→ What this task involves: Retype everything from the line containing "Decompose this screenshot" down to the line containing "- dialogue-line: [86, 839, 385, 883]", both lines included, and omit the pictures from your copy.

→ Supplied data:

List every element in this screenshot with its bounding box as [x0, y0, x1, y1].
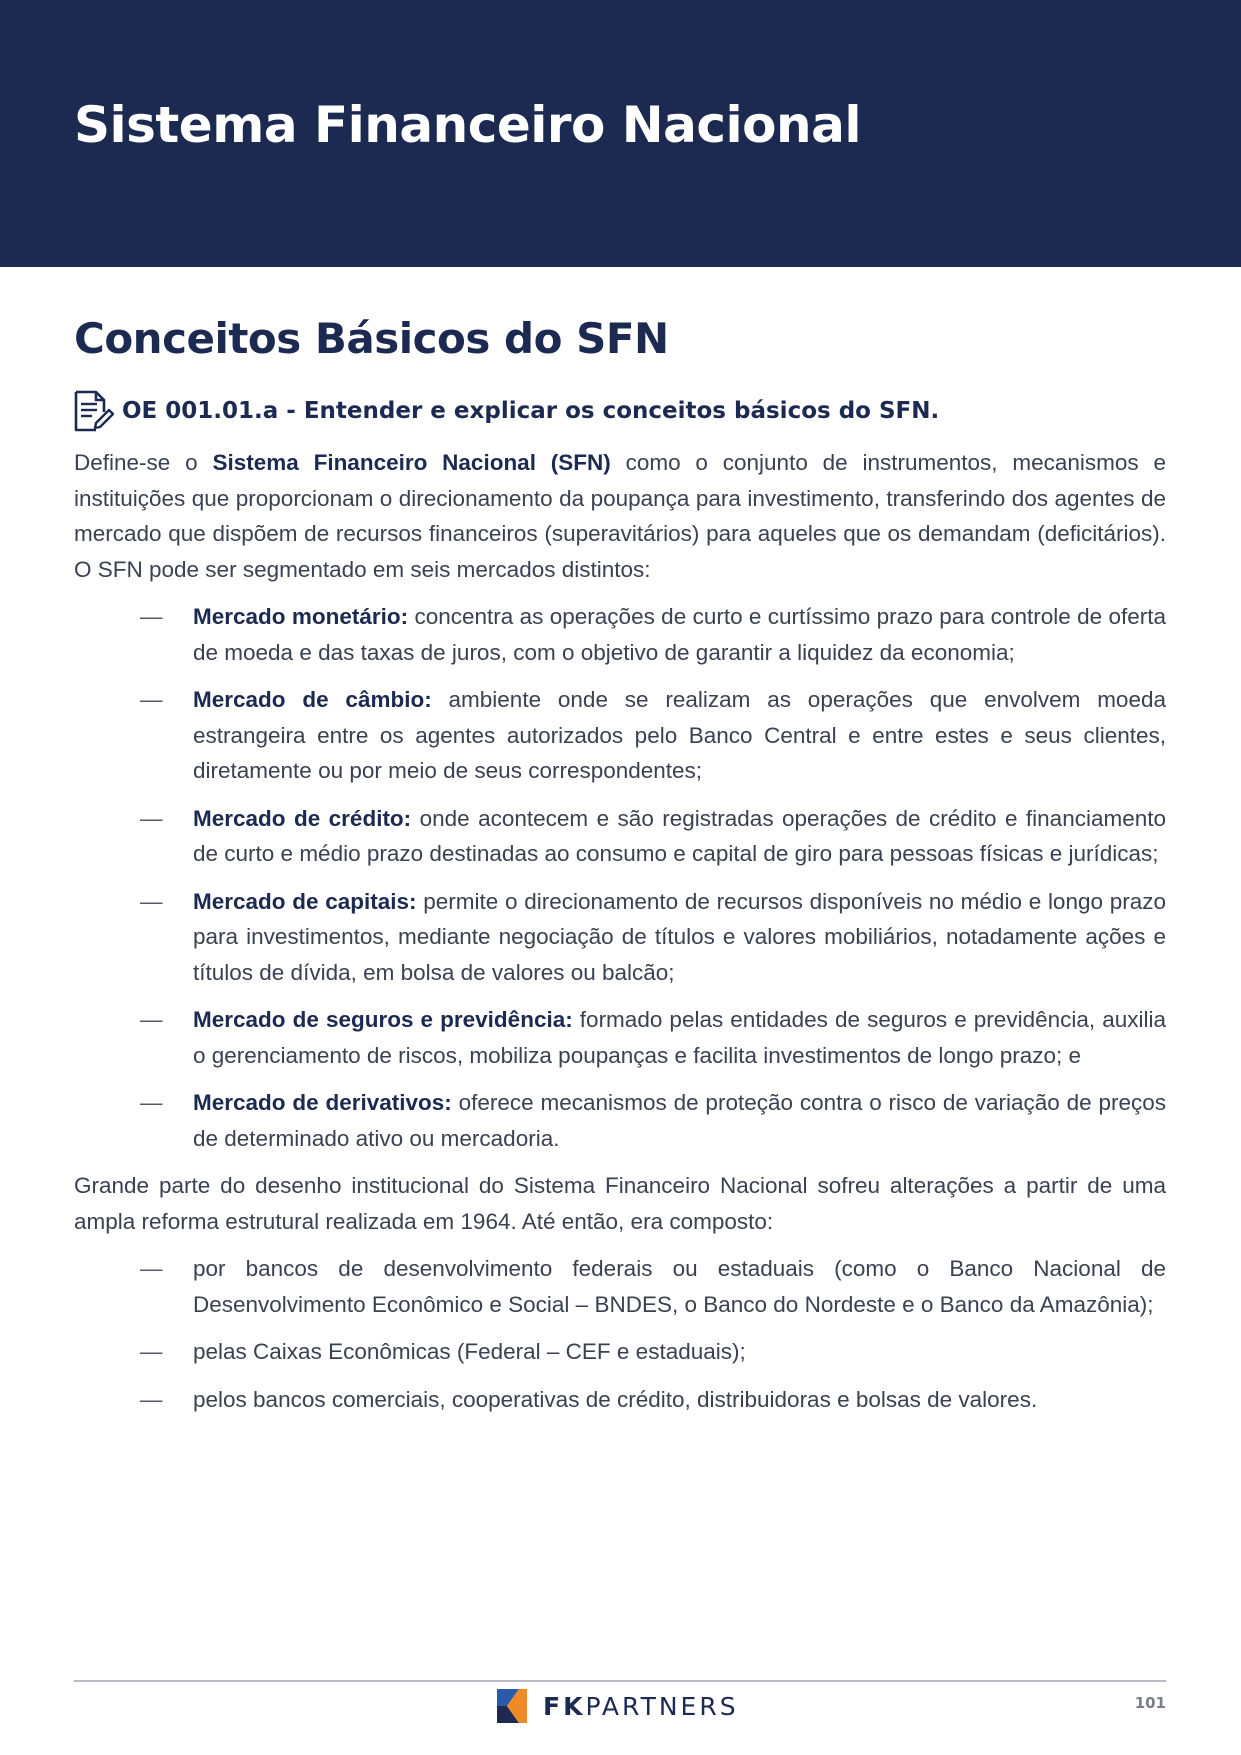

--

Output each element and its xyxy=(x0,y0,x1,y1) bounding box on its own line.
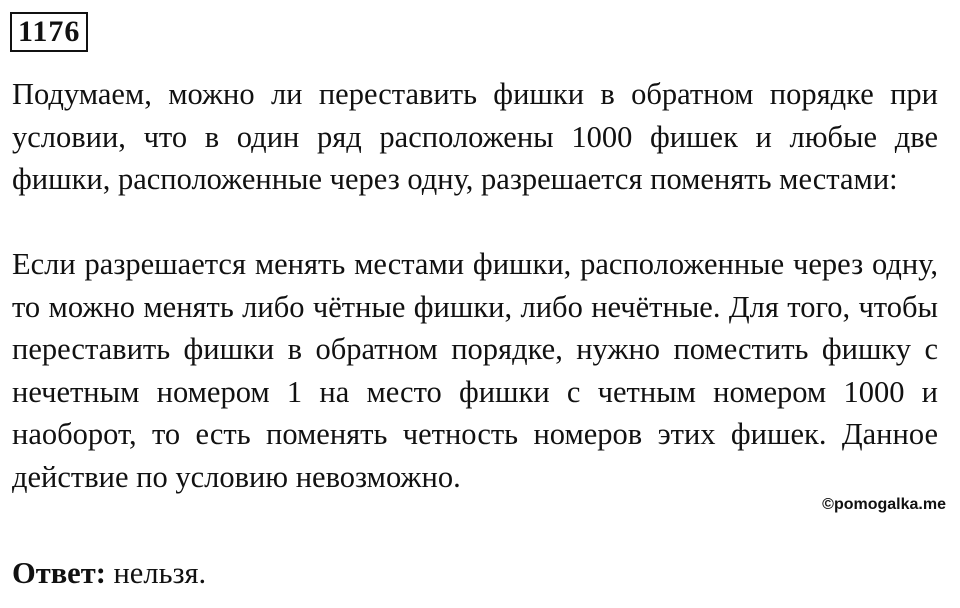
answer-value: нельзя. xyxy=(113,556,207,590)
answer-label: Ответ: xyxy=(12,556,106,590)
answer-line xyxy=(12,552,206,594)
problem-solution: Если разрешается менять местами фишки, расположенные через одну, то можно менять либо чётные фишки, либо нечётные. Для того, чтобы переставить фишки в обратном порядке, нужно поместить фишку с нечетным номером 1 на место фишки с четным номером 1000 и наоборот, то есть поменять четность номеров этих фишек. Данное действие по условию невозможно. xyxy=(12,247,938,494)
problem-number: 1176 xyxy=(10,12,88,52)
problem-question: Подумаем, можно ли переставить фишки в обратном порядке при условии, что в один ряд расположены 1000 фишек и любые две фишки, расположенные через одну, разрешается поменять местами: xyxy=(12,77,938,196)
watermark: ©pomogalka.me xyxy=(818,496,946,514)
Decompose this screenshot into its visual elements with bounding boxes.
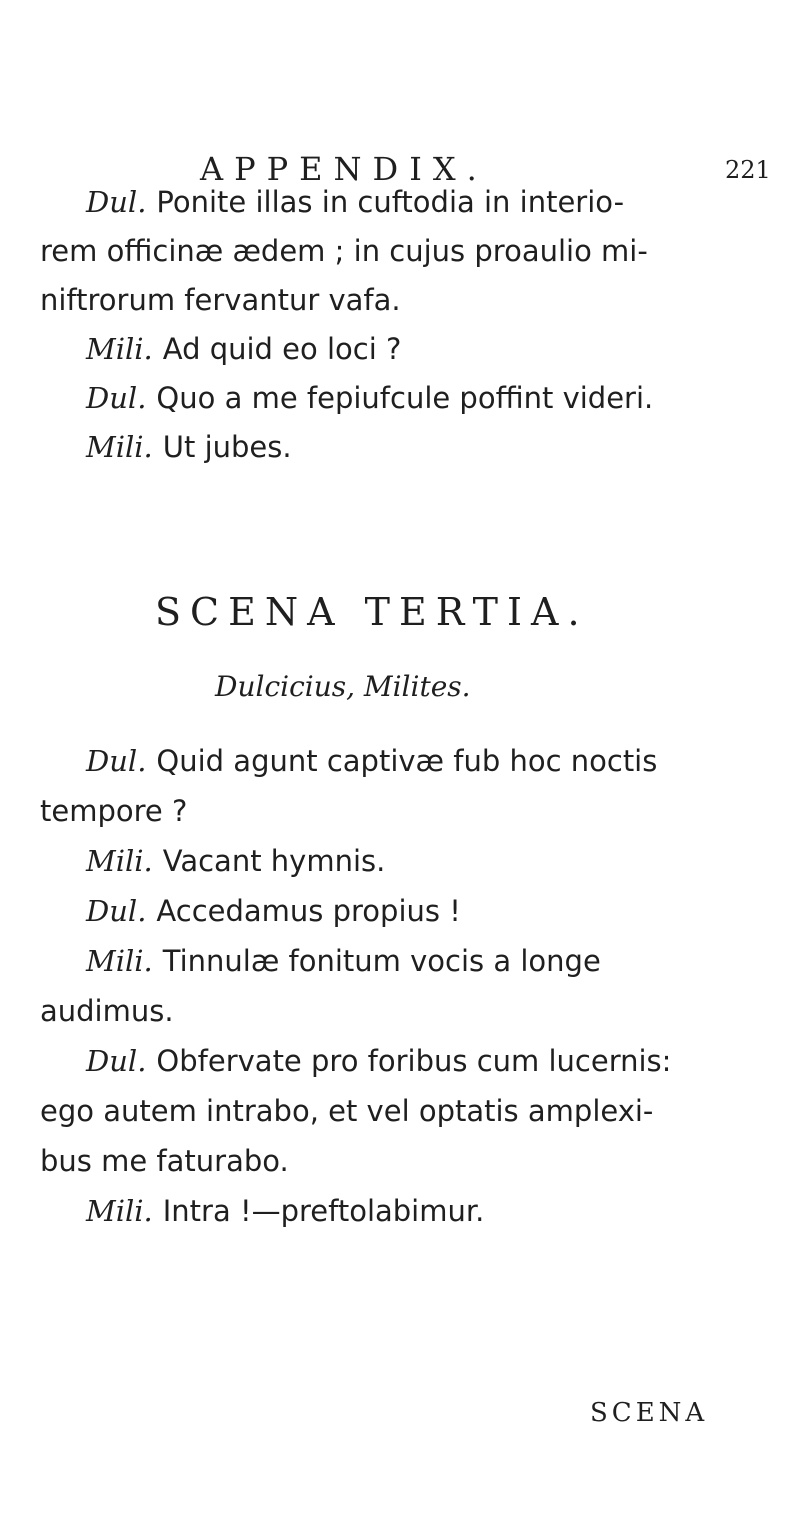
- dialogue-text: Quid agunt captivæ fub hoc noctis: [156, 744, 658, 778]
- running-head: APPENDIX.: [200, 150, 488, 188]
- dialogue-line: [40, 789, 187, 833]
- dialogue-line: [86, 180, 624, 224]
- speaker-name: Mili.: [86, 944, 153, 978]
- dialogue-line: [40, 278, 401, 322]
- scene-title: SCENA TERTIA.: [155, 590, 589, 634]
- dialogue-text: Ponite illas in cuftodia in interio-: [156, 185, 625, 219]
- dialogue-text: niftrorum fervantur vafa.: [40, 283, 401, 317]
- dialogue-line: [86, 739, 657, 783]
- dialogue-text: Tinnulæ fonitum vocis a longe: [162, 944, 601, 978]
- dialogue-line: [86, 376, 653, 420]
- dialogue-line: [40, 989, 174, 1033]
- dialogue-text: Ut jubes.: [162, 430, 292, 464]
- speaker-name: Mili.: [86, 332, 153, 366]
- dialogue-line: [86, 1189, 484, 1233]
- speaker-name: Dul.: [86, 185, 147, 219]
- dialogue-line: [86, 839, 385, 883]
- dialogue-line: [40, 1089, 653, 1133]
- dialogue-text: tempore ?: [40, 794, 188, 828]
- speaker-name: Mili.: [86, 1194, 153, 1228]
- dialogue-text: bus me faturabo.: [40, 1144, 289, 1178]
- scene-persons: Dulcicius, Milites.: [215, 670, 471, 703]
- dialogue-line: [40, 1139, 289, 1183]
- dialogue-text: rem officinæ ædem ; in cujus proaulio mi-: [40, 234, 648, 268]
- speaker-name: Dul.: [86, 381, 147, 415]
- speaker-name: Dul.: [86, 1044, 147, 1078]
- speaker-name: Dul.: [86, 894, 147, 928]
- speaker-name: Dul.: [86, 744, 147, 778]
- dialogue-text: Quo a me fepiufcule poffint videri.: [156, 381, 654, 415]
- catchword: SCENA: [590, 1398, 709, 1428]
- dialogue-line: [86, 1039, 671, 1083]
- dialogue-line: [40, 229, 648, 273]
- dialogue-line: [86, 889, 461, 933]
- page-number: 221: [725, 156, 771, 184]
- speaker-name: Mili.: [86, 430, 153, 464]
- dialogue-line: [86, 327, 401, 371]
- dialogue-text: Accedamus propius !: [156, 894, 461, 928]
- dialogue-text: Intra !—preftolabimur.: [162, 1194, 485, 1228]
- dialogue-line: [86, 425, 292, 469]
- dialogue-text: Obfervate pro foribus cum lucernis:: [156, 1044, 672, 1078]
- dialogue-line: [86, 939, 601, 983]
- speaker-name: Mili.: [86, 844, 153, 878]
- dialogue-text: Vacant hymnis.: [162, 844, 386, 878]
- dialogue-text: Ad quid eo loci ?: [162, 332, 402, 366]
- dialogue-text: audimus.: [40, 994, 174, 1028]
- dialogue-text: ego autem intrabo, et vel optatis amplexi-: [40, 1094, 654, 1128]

→ Result of this task:
Decompose this screenshot into its visual elements with bounding boxes.
- dialogue-text: Quid agunt captivæ fub hoc noctis: [156, 744, 658, 778]
- running-head: APPENDIX.: [200, 150, 488, 188]
- dialogue-line: [40, 789, 187, 833]
- dialogue-line: [86, 180, 624, 224]
- speaker-name: Mili.: [86, 944, 153, 978]
- dialogue-line: [40, 278, 401, 322]
- scene-title: SCENA TERTIA.: [155, 590, 589, 634]
- dialogue-text: Ponite illas in cuftodia in interio-: [156, 185, 625, 219]
- dialogue-text: niftrorum fervantur vafa.: [40, 283, 401, 317]
- dialogue-line: [86, 739, 657, 783]
- dialogue-text: Tinnulæ fonitum vocis a longe: [162, 944, 601, 978]
- dialogue-line: [86, 376, 653, 420]
- dialogue-line: [40, 989, 174, 1033]
- dialogue-text: Ut jubes.: [162, 430, 292, 464]
- speaker-name: Mili.: [86, 332, 153, 366]
- dialogue-line: [86, 1189, 484, 1233]
- speaker-name: Dul.: [86, 185, 147, 219]
- dialogue-line: [86, 839, 385, 883]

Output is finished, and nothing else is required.